Problem requirements = Output all lines exactly, with nothing added or dropped.

Recorded data =
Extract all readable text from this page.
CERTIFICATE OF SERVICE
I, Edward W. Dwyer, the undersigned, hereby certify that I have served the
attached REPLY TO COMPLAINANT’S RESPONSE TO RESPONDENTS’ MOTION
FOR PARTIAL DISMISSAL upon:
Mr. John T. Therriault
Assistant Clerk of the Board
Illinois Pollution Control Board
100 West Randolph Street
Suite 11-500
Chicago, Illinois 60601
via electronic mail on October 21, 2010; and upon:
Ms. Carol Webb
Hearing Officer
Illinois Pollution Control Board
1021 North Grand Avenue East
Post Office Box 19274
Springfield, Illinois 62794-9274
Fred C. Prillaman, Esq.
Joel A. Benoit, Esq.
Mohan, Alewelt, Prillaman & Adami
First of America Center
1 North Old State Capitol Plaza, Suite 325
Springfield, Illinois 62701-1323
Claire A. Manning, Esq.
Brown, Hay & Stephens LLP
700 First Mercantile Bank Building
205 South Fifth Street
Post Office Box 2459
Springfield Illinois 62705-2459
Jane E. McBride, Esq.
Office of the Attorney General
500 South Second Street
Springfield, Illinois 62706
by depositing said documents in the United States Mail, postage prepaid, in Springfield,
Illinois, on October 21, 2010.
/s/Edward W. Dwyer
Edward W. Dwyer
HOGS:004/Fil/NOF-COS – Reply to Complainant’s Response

Finished task =
Extract all readable text from this page.
CERTIFICATE OF SERVICE
I, Edward W. Dwyer, the undersigned, hereby certify that I have served the
attached REPLY TO COMPLAINANT’S RESPONSE TO RESPONDENTS’ MOTION
FOR PARTIAL DISMISSAL upon:
Mr. John T. Therriault
Assistant Clerk of the Board
Illinois Pollution Control Board
100 West Randolph Street
Suite 11-500
Chicago, Illinois 60601
via electronic mail on October 21, 2010; and upon:
Ms. Carol Webb
Hearing Officer
Illinois Pollution Control Board
1021 North Grand Avenue East
Post Office Box 19274
Springfield, Illinois 62794-9274
Fred C. Prillaman, Esq.
Joel A. Benoit, Esq.
Mohan, Alewelt, Prillaman & Adami
First of America Center
1 North Old State Capitol Plaza, Suite 325
Springfield, Illinois 62701-1323
Claire A. Manning, Esq.
Brown, Hay & Stephens LLP
700 First Mercantile Bank Building
205 South Fifth Street
Post Office Box 2459
Springfield Illinois 62705-2459
Jane E. McBride, Esq.
Office of the Attorney General
500 South Second Street
Springfield, Illinois 62706
by depositing said documents in the United States Mail, postage prepaid, in Springfield,
Illinois, on October 21, 2010.
/s/Edward W. Dwyer
Edward W. Dwyer
HOGS:004/Fil/NOF-COS – Reply to Complainant’s Response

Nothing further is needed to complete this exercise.